▶ **EXERCISE**
Copy every line of the entries that includes the word "SENIOR".

▶ **Excerpt from a dataset**
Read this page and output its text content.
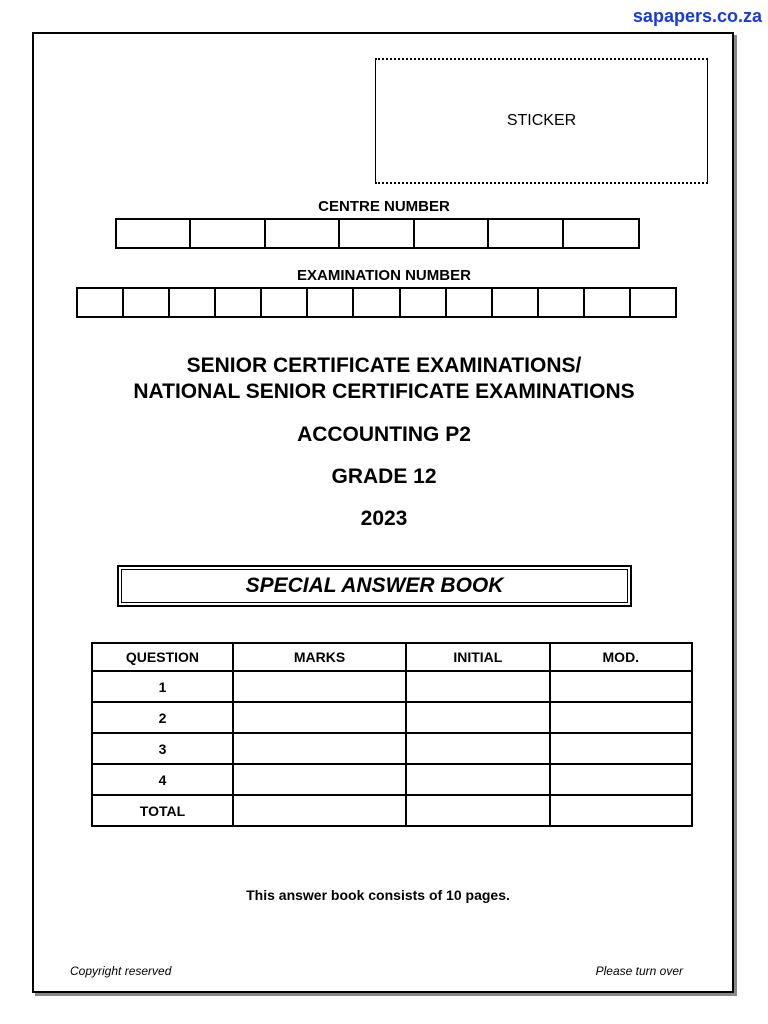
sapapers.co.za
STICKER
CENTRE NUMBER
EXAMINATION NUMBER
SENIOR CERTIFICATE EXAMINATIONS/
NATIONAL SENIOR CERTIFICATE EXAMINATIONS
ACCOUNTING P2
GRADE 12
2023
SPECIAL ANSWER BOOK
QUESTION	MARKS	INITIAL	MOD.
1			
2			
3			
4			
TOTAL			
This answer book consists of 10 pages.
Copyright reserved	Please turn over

--

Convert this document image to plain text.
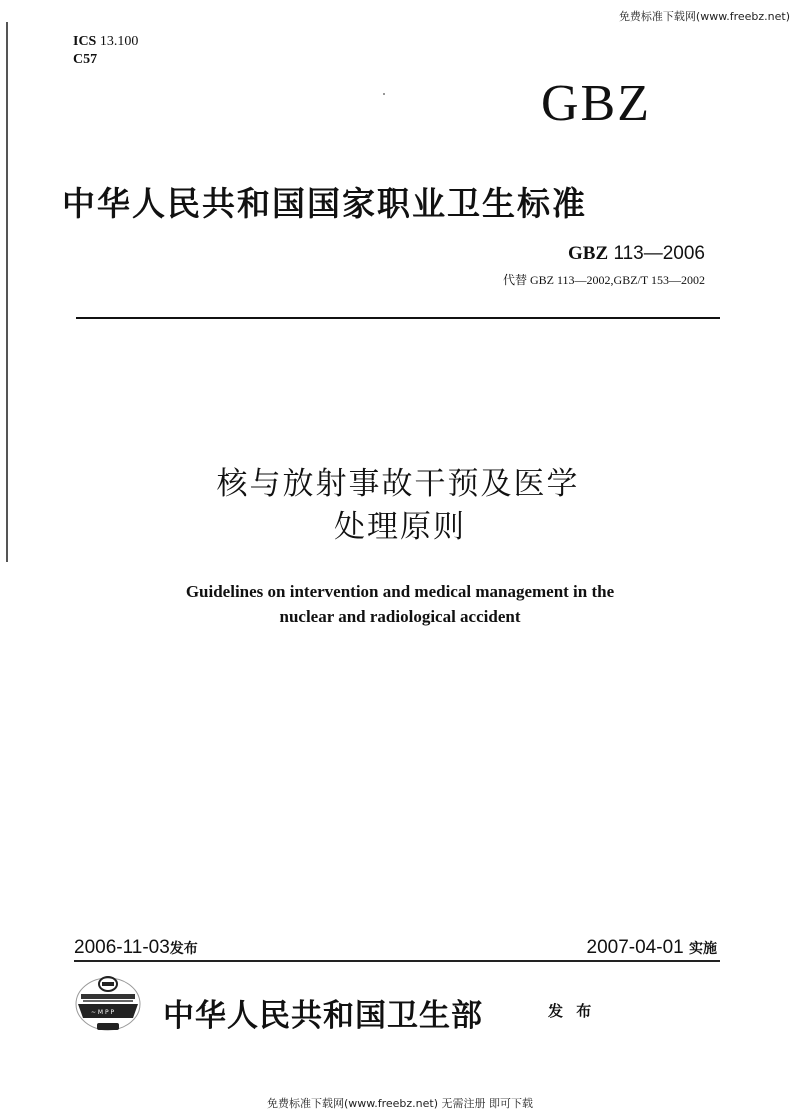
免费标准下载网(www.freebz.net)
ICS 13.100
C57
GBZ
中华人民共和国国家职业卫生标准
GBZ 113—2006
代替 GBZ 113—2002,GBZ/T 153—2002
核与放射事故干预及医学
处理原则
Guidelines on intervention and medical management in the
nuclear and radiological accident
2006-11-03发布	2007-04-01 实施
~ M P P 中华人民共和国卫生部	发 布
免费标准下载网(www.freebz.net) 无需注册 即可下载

* * *

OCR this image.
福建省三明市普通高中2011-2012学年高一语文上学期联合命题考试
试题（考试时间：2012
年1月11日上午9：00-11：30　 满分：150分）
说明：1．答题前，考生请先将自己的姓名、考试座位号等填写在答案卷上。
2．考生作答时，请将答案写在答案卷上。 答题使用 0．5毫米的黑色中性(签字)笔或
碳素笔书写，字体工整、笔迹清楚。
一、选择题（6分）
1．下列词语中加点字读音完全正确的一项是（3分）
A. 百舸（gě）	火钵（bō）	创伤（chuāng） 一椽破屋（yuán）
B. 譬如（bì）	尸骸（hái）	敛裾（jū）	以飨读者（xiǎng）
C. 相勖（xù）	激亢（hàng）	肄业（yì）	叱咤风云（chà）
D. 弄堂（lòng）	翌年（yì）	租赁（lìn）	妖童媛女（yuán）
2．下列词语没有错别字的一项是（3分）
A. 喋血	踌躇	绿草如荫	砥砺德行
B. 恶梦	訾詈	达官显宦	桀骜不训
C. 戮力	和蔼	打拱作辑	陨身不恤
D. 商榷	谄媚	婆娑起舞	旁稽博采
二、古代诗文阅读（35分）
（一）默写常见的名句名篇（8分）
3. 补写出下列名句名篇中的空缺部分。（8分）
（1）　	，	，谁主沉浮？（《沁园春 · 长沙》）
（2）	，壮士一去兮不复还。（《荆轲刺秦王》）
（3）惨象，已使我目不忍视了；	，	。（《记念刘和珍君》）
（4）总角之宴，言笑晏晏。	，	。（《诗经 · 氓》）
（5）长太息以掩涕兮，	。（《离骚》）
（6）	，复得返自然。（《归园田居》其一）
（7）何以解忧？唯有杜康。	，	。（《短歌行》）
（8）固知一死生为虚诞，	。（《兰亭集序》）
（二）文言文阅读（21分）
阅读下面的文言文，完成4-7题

▶ **EXERCISE OUTPUT**
SENIOR CERTIFICATE EXAMINATIONS/
NATIONAL SENIOR CERTIFICATE EXAMINATIONS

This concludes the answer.